| Problem to solve |
Retype the data that follows line by line, exactly, and leave its pictures out.

| Records |

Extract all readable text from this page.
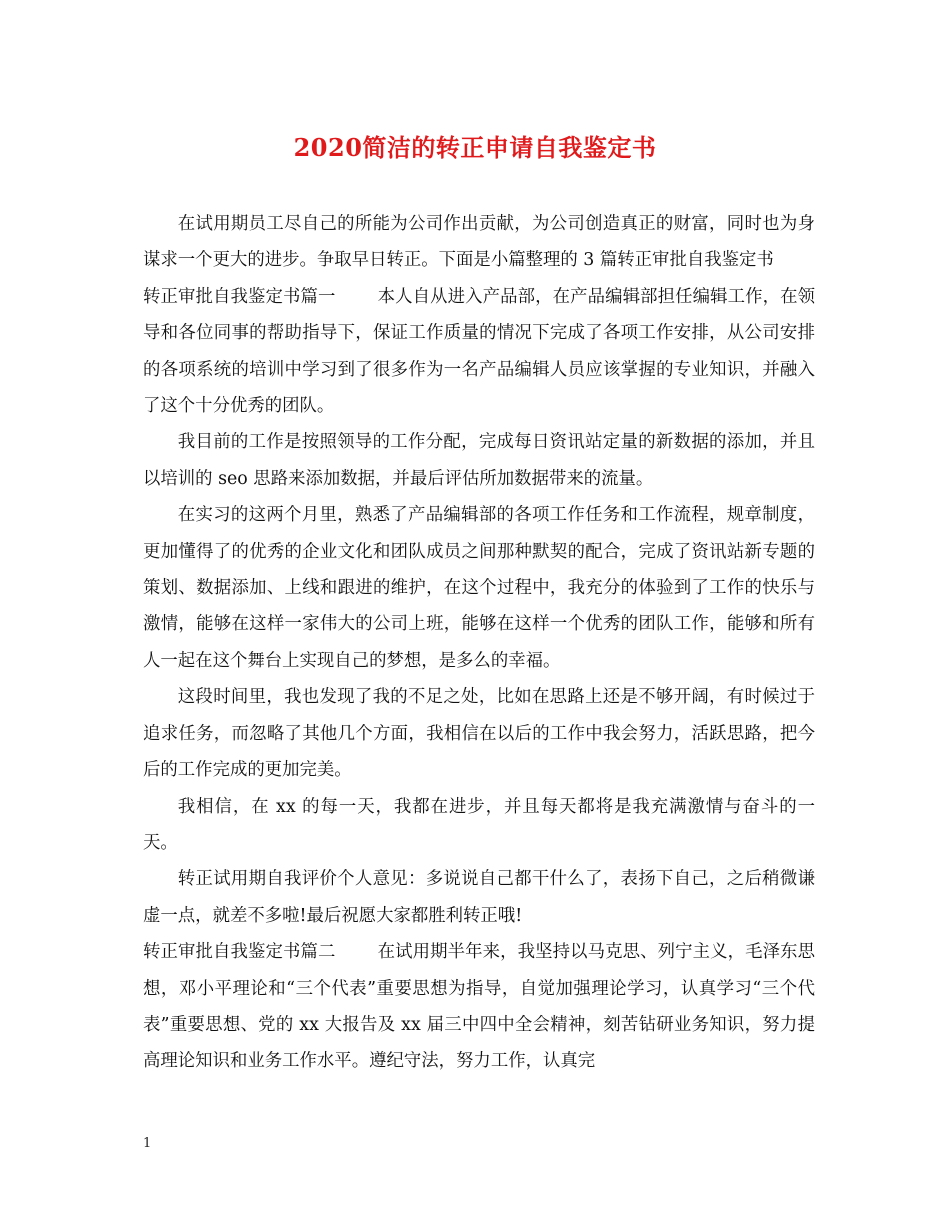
2020简洁的转正申请自我鉴定书

在试用期员工尽自己的所能为公司作出贡献，为公司创造真正的财富，同时也为身谋求一个更大的进步。争取早日转正。下面是小篇整理的 3 篇转正审批自我鉴定书

转正审批自我鉴定书篇一 本人自从进入产品部，在产品编辑部担任编辑工作，在领导和各位同事的帮助指导下，保证工作质量的情况下完成了各项工作安排，从公司安排的各项系统的培训中学习到了很多作为一名产品编辑人员应该掌握的专业知识，并融入了这个十分优秀的团队。

我目前的工作是按照领导的工作分配，完成每日资讯站定量的新数据的添加，并且以培训的 seo 思路来添加数据，并最后评估所加数据带来的流量。

在实习的这两个月里，熟悉了产品编辑部的各项工作任务和工作流程，规章制度，更加懂得了的优秀的企业文化和团队成员之间那种默契的配合，完成了资讯站新专题的策划、数据添加、上线和跟进的维护，在这个过程中，我充分的体验到了工作的快乐与激情，能够在这样一家伟大的公司上班，能够在这样一个优秀的团队工作，能够和所有人一起在这个舞台上实现自己的梦想，是多么的幸福。

这段时间里，我也发现了我的不足之处，比如在思路上还是不够开阔，有时候过于追求任务，而忽略了其他几个方面，我相信在以后的工作中我会努力，活跃思路，把今后的工作完成的更加完美。

我相信，在 xx 的每一天，我都在进步，并且每天都将是我充满激情与奋斗的一天。

转正试用期自我评价个人意见：多说说自己都干什么了，表扬下自己，之后稍微谦虚一点，就差不多啦!最后祝愿大家都胜利转正哦!

转正审批自我鉴定书篇二 在试用期半年来，我坚持以马克思、列宁主义，毛泽东思想，邓小平理论和“三个代表”重要思想为指导，自觉加强理论学习，认真学习“三个代表”重要思想、党的 xx 大报告及 xx 届三中四中全会精神，刻苦钻研业务知识，努力提高理论知识和业务工作水平。遵纪守法，努力工作，认真完

1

| Worked answer |
Extract all readable text from this page.
2020简洁的转正申请自我鉴定书

在试用期员工尽自己的所能为公司作出贡献，为公司创造真正的财富，同时也为身谋求一个更大的进步。争取早日转正。下面是小篇整理的 3 篇转正审批自我鉴定书

转正审批自我鉴定书篇一 本人自从进入产品部，在产品编辑部担任编辑工作，在领导和各位同事的帮助指导下，保证工作质量的情况下完成了各项工作安排，从公司安排的各项系统的培训中学习到了很多作为一名产品编辑人员应该掌握的专业知识，并融入了这个十分优秀的团队。

我目前的工作是按照领导的工作分配，完成每日资讯站定量的新数据的添加，并且以培训的 seo 思路来添加数据，并最后评估所加数据带来的流量。

在实习的这两个月里，熟悉了产品编辑部的各项工作任务和工作流程，规章制度，更加懂得了的优秀的企业文化和团队成员之间那种默契的配合，完成了资讯站新专题的策划、数据添加、上线和跟进的维护，在这个过程中，我充分的体验到了工作的快乐与激情，能够在这样一家伟大的公司上班，能够在这样一个优秀的团队工作，能够和所有人一起在这个舞台上实现自己的梦想，是多么的幸福。

这段时间里，我也发现了我的不足之处，比如在思路上还是不够开阔，有时候过于追求任务，而忽略了其他几个方面，我相信在以后的工作中我会努力，活跃思路，把今后的工作完成的更加完美。

我相信，在 xx 的每一天，我都在进步，并且每天都将是我充满激情与奋斗的一天。

转正试用期自我评价个人意见：多说说自己都干什么了，表扬下自己，之后稍微谦虚一点，就差不多啦!最后祝愿大家都胜利转正哦!

转正审批自我鉴定书篇二 在试用期半年来，我坚持以马克思、列宁主义，毛泽东思想，邓小平理论和“三个代表”重要思想为指导，自觉加强理论学习，认真学习“三个代表”重要思想、党的 xx 大报告及 xx 届三中四中全会精神，刻苦钻研业务知识，努力提高理论知识和业务工作水平。遵纪守法，努力工作，认真完

1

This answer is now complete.